> **Direction**: Only a number is wanted: how many lines of the entries include the string "state"?

> **Supplied material**:
○ ○ ○ ○

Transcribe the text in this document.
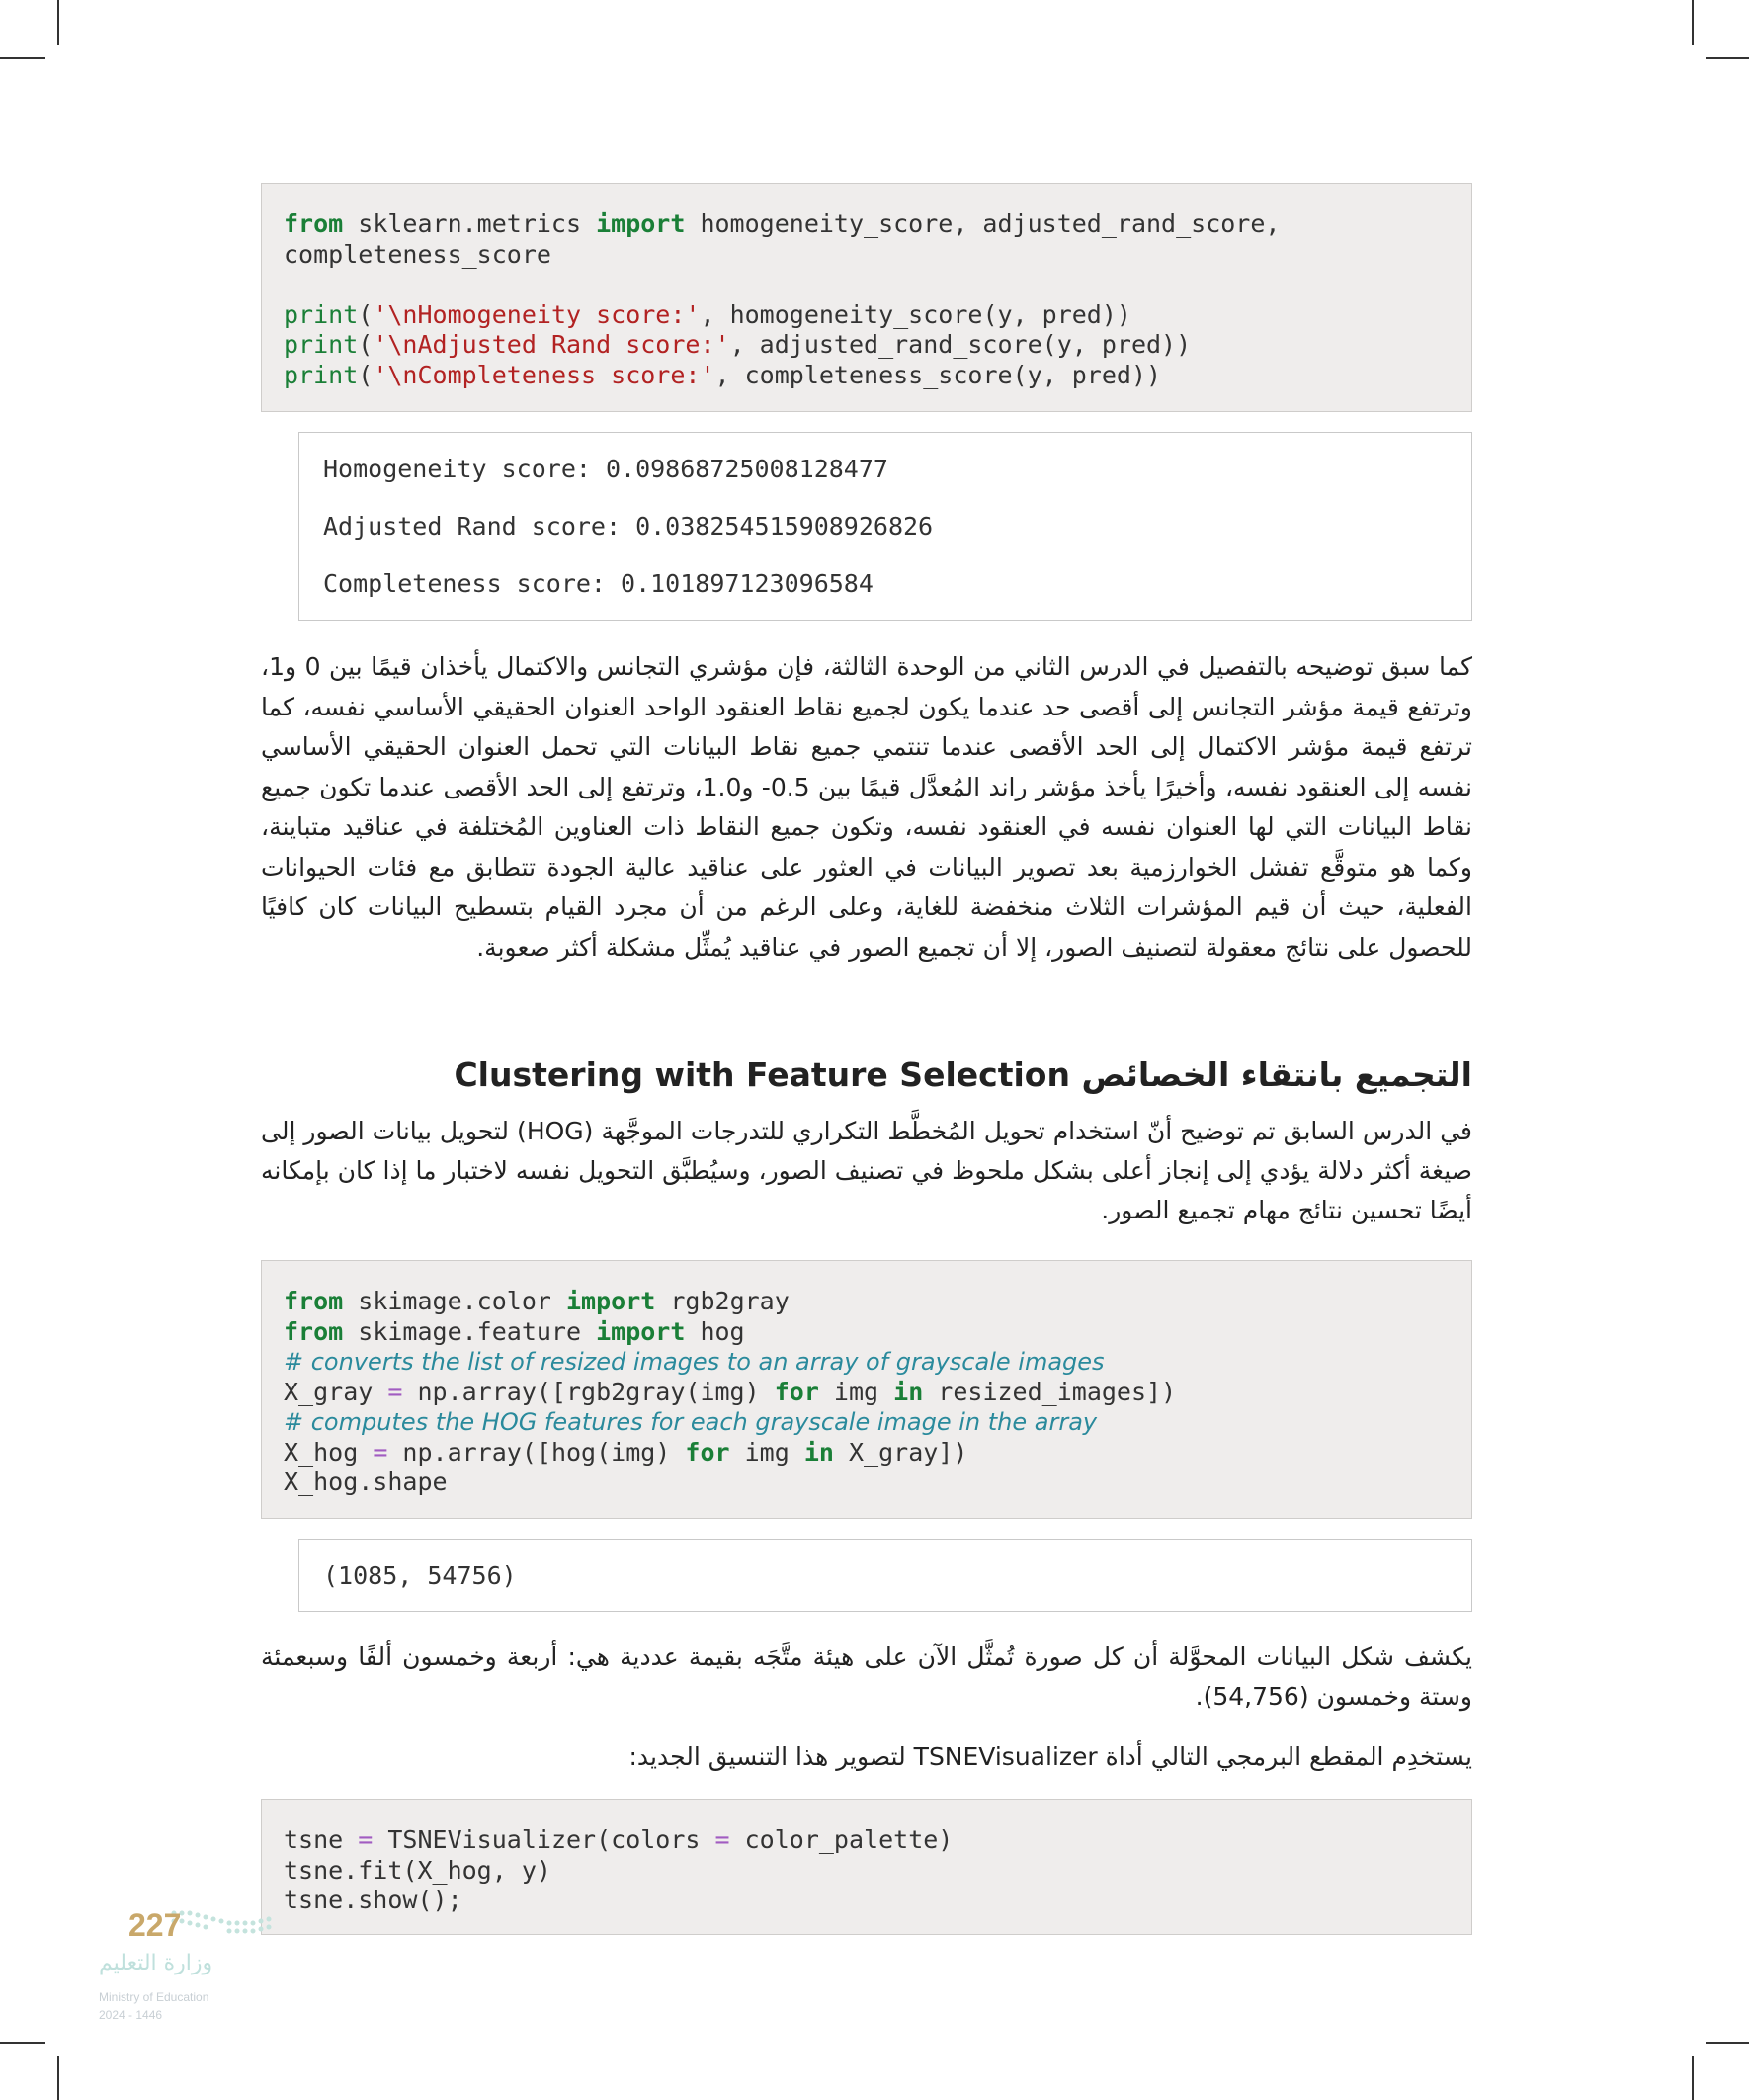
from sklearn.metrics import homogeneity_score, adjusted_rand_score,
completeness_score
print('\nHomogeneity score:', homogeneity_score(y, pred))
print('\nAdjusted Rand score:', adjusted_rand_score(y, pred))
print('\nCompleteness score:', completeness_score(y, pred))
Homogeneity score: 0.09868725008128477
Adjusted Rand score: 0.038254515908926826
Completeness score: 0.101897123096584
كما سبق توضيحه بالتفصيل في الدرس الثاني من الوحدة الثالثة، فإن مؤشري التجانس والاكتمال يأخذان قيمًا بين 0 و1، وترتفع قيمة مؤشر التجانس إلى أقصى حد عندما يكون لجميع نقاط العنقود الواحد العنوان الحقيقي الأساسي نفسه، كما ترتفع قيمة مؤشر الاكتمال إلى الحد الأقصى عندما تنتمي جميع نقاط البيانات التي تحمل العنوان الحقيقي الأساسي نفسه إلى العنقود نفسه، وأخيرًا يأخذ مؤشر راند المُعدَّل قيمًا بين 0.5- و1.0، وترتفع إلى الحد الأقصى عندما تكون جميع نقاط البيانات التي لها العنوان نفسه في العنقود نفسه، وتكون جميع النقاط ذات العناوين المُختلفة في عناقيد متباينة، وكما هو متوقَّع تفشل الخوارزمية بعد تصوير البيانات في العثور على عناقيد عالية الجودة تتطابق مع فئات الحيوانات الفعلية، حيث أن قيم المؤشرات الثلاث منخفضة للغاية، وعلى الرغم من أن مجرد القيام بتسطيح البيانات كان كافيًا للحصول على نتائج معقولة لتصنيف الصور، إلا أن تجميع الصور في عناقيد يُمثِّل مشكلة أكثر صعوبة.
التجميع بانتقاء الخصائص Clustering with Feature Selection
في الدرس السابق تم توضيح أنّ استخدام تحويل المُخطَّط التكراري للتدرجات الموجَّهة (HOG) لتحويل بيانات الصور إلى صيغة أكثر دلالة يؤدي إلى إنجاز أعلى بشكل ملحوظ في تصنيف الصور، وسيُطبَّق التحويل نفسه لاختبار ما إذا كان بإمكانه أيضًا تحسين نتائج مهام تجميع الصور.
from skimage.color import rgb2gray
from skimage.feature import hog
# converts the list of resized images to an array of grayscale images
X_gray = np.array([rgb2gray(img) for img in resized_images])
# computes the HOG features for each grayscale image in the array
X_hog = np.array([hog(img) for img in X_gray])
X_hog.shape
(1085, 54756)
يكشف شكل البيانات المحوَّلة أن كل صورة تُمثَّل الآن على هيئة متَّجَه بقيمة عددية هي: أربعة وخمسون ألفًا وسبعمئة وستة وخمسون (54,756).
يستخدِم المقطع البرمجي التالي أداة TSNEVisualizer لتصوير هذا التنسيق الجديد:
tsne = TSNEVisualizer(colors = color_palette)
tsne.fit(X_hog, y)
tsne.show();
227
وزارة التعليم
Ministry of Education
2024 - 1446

○ ○ ○ ○

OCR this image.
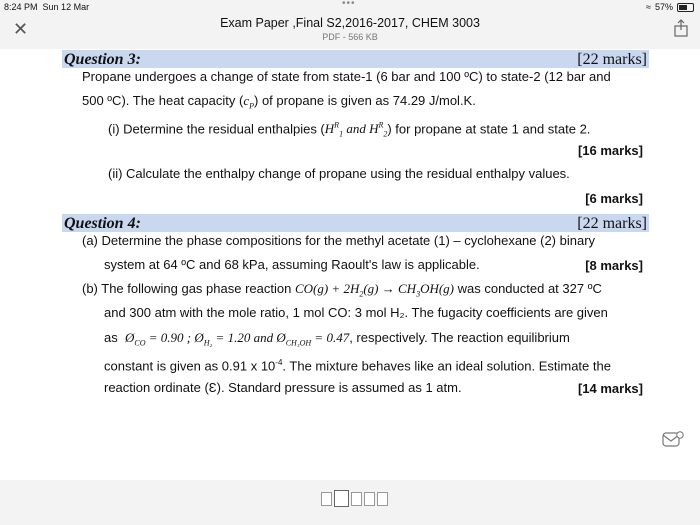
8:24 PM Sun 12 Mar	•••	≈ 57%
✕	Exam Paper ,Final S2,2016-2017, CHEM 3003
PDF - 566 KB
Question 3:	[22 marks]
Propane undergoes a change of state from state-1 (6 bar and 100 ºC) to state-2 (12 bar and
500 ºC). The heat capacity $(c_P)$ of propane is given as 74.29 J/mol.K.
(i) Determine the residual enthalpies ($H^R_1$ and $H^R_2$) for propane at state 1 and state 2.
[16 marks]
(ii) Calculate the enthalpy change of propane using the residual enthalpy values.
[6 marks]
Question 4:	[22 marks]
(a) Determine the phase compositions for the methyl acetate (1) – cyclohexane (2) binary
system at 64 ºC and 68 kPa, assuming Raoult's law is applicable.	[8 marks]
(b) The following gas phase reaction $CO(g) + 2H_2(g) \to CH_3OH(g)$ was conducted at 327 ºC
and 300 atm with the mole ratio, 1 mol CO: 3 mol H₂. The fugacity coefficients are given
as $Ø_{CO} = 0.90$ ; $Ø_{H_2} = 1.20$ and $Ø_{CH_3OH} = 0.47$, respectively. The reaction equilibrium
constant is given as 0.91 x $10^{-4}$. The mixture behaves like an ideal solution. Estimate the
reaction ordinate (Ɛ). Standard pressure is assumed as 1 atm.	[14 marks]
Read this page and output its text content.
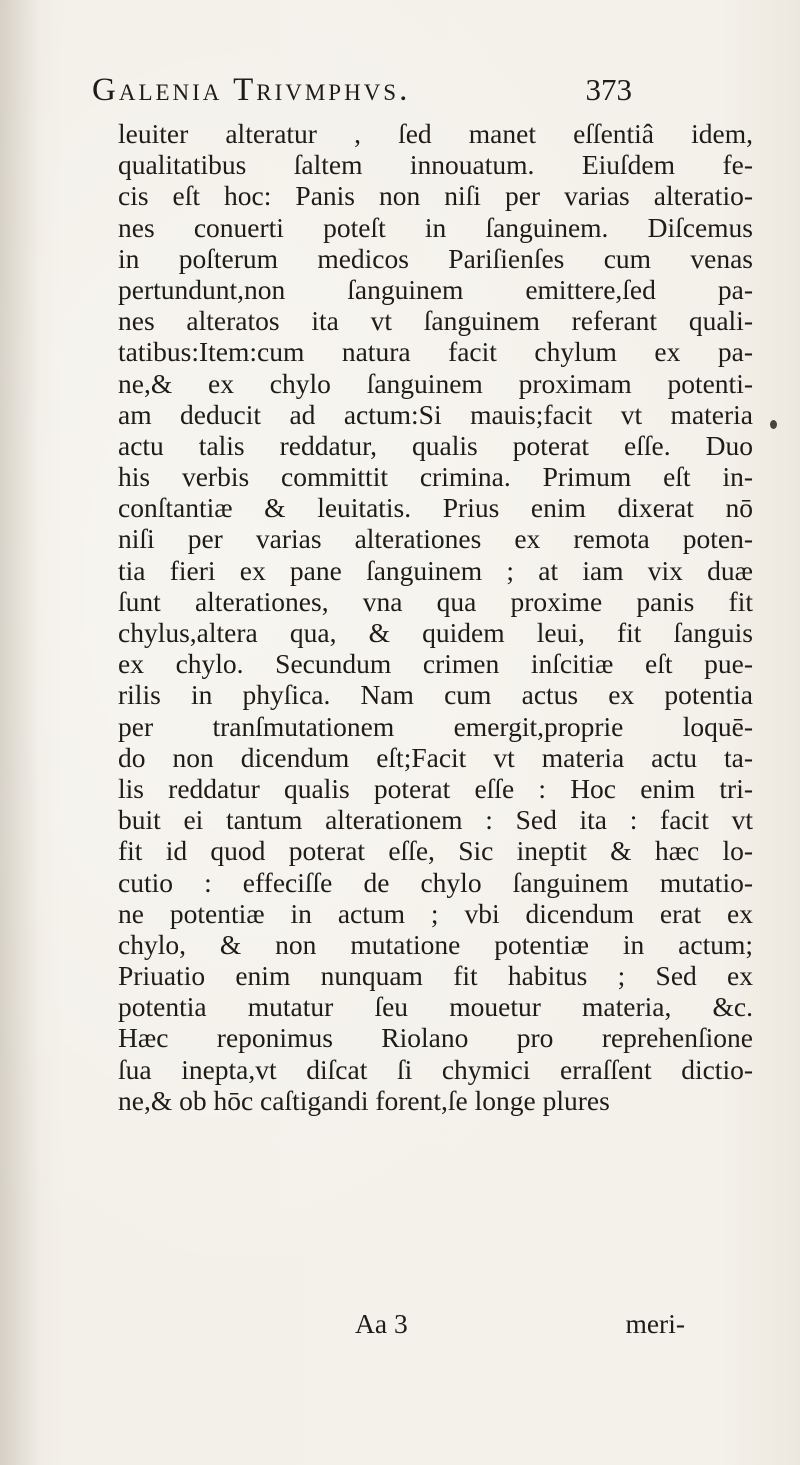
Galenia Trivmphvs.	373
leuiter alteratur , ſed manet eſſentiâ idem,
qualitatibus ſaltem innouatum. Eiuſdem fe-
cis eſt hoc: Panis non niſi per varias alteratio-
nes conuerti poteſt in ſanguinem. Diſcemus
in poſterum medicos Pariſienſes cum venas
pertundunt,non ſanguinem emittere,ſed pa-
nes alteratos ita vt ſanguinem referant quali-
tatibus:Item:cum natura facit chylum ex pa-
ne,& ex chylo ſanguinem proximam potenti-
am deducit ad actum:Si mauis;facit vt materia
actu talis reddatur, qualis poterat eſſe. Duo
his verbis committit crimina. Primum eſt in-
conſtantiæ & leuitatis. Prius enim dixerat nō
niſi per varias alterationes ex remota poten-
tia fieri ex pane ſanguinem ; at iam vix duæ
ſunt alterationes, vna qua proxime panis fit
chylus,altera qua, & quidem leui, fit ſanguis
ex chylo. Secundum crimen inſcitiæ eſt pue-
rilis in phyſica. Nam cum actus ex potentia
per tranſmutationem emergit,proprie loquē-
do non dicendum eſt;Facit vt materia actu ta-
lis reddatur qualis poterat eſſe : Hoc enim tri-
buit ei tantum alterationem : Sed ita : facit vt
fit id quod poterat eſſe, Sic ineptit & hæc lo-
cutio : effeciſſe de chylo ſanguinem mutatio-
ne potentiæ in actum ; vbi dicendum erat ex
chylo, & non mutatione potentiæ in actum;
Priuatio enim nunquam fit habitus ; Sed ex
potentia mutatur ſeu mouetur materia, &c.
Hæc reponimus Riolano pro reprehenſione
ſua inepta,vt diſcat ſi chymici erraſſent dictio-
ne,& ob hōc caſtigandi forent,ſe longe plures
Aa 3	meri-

○ ○ ○ ○

> **Task result**: 2